#### DOCUMENT ####

Democracy in grave danger?

The municipal electoral results that Ortega and FSLN analysts have come to view as the greatest Sandinista triumph since July 19, 1979, were a mere blip in the international news. In fact, the world’s media networks gave more space to the eruption of yet another political crisis right before the elections because “democracy was in grave danger.”

Was it really? Words can specify, suggest, transmit, explain, communicate. But documenting the dynamics of any given month in Nicaragua tests the use of words, and shows the limits of conventional political phrases in this country. It’s important to give words such as “grave,” “danger” and “democracy” a wide berth. In the run-up to the elections, when our crisis went international, the media produced sentences such as “The President of the Republic calls on the nation.” But what does President Bolaños really preside over? Is Nicaragua a republic or just a territorial jurisdiction that has so far failed to coalesce into a republic? Do the five million people who do not yet move within “a common framework of aspirations and memories” really live in a nation?

Waiting for the
other shoe to drop

When, with US backing, President Bolaños decided to go after Arnoldo Alemán and the corruption he had institutionalized during his term, the Sandinista judge who heard the most important case against Alemán and sentenced him to 20 years in prison also determined that electoral crimes had been committed. She ordered further investigation into those crimes, which involved nearly three dozen top PLC leaders, not to mention Bolaños himself.

#### DATA EXCERPT ####

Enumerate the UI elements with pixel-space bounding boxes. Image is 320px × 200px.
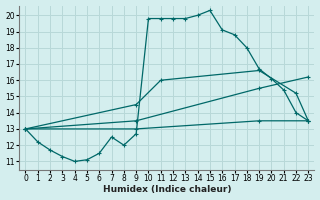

####

REQUIRED WORK: Continue the text on Nicaraguan democracy from its last sentence onward. The data stands apart from the text on Nicaraguan democracy.

RESPONSE FOR THIS EXERCISE:
These crimes have been the object of a “judicial investigation” ever since, but that language, too, has its own special code—in this case it means political horse-trading among the Alemán, Ortega and Bolaños camps. This case has followed the same seesaw route as all the others in the “war on corruption” over the past couple of years. It is a route in which both the crimes and their perpetrators are front page news for a few days, then fall from sight, only to be aired again when and if the political moments, opportunities, tactics and use value dictate.

A calculated crisis

In February, the Comptroller General’s Office (CGR) ordered President Bolaños to fill out a form reporting on the origin of certain checks worth several million dollars used to finance his campaign. Pressed to respond, Bolaños refused three separate times. On October 7, exactly a month before the elections, the CGR issued a resolution administratively fining Bolaños two months’ salary and requesting that the National Assembly remove him from his presidential post for having violated the CGR’s organizational law.

Back before the elections, few doubted that there was some undeclared or undeclarable management of the campaign finances that led to Bolaños’ electoral victory. But the CGR’s resolution led many to suspect that, independent of any legal justification, its issuance was timed to ensure the shared PLC-FSLN goal of undermining APRE’s electoral showing.

An overreaction

Seemingly genuinely unnerved by the possibility of being removed from office, Bolaños, as always, ran for international help: he summoned the other Central American Presidents to Managua to back him up, which they promptly did. Together they took an even more extreme measure: they asked the Organization of American States to intervene, appealing to the Democratic Charter “for normalizing institutionality when it is at risk.”

In record time, after meeting in an “urgent” extraordinary session, the OAS sent a special mission to Managua on October 18-19 in the name of “preventive diplomacy.” That was when the world became privy to news clips about our “grave” crisis. The fact that the OAS is headquartered in Washington DC and that the US government, which strongly supports Bolaños, has hegemony over its 34 member governments contributed greatly to the swift response, the support for this endangered President and the echo heard round the world. The OAS mission spent some 30 of its 48 hours in Managua meeting with the different actors in the crisis, all of whom are some of the best actors around. At the end, the mission left the impression of having gleaned that this was not quite such a grave crisis after all.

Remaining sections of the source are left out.